— Parts of the exercise —
- a) In the comment thread, change "Rolex" to "Omega" and give the passage again, starting at "James talks about" and ending at "a sad loss.".
- b) In one to three sentences, explain why the comment thread says the commenter doubts that James left his wife behind when he had his interpreter.
- c) Carry on the comment thread from its last line.

— Provided text —
══════

So yes, let more Chinese grad students in. But don’t become stupidly, disastrously careless out of some naive boosterism.

November 23, 2006 @ 1:46 am | Comment

@Richard: When I read her stuff I looked to see what else she did. That and I think ESWN mentioned it when he gave her a sympathy vote for writing early stuff on first arriving in China/HK. I agree with Roland as far as wishing I had written down more in the early days – who doesn’t? It’s the quality and nature of her writing that bothered me. How does one go from talking about living in the Marriott to seeing a guy brushing his teeth in the gutter and not giving any interpretation or expression of how it makes one feel, especially in a format like a diary?

James talks about talking to Chinese people. His wife, on the other hand, if you go back and read her diary, lives in a hermetically sealed bubble at a five star hotel and her only contact with Chinese people appears to be with fake Rolex hawkers and her Chinese teacher. I’m left with two conclusions: either James never brought her along when he had his interpreter (whom he discloses quitely candidly and unpretentiously in his article made it all possible), which I doubt since I imagine they’re a happy enough power couple, or she simply didn’t include any of that in her diaries. The result is that her diary reminds me of the diary of some Canton missionary wife circa 1900. I don’t know if that’s fascinating and revealing or just a sad loss.

@Lisa: If the US loosens its visa restrictions, I want my business visa loosened here. All that 30 day malarkey on my six month is ridiculous. Oh well; I’ve been told that there’s enough backdoor action in HK/Shenzhen for me to renew without that issue again.

══════

— Data —
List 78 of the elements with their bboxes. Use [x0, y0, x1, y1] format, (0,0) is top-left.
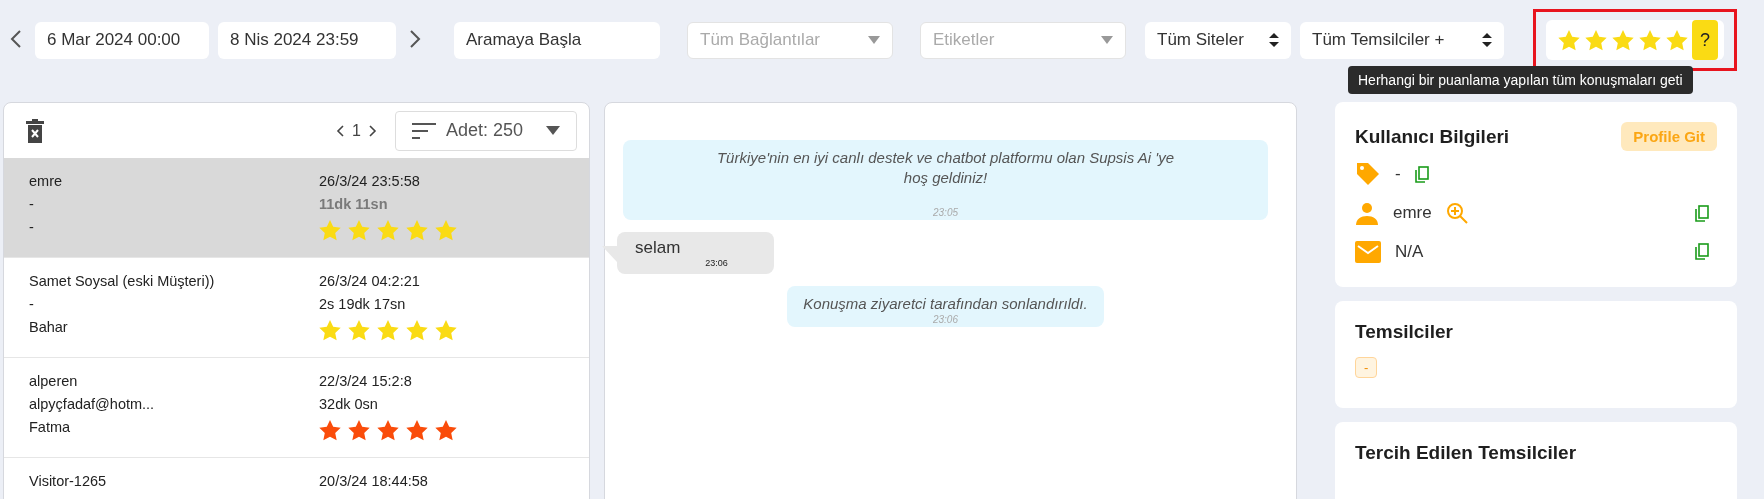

══════

— Responses in order —
- a)
James talks about talking to Chinese people. His wife, on the other hand, if you go back and read her diary, lives in a hermetically sealed bubble at a five star hotel and her only contact with Chinese people appears to be with fake Omega hawkers and her Chinese teacher. I’m left with two conclusions: either James never brought her along when he had his interpreter (whom he discloses quitely candidly and unpretentiously in his article made it all possible), which I doubt since I imagine they’re a happy enough power couple, or she simply didn’t include any of that in her diaries. The result is that her diary reminds me of the diary of some Canton missionary wife circa 1900. I don’t know if that’s fascinating and revealing or just a sad loss.

- b) The commenter doubts it because they imagine James and his wife are a happy enough power couple.

- c)
November 23, 2006 @ 1:59 am | Comment

@Ivan: I often wonder exactly how China’s espionage is supposed to differ from anyone elses. US intelligence debriefs returning expats and tourists occasionally, for things like “general attitude”, for example. Most of the Chinese tech spying accusations the past few years, all I’ve seen at least, have fizzled out. And the claim that there are 3,000 Chinese “front companies” is just a distortion of the actual Cox Report findings, as I’ve pointed out here before.

If some Chinese green card holder even gets close enough to steal spy secrets, I don’t think the problem has anything to do with China or Chinese people per se. The problem is that military and government background vetting and clearance processes are broken, and that has little to do with a foreign nationals country of origin. I’ve been doing alot of reading on the current practices for determining security clearance at the US govt, and it’s a mess. There’s a huge backlog, there’s a ton of contractors who claim they did their own due diligence but not really, and the funniest bit I’ve found lately is that the govt agency responsible for checking contractor employees background… relies heavily on contractors, who have been caught doing background checks on themselves.

If some Chinese grad student has access to some sensitive military project, then the fault really lies with the US govt/school authorities who are responsible for vetting them. And if we’re gonna be focusing just on the Chinese, then I’ll bet you 50 bucks the Russians will reap a bonanza while US backs are turned. Ivan, I’d be damn startled if you took me up on that bet.

Speaking of Russian spies, Ivan, I’m waiting for your take on the Alexander Litvinenko poisoning. ESPECIALLY since you wrote before about Anna Politkovskaya.

November 23, 2006 @ 2:28 am | Comment

dave, those are good questions, but at this late hour I’m not going to answer them in detail. Just in brief, for now:

1. Asking me to explain in detail how China’s spying methods differ from those of most other countries, would literally take hours and hours just to tell you the basics in sufficient detail for me to be taken seriously. So on the one hand, I’m not asking you to believe me, but on the other hand, please don’t dismiss what I say out of hand unless you have some personal expertise in espionage.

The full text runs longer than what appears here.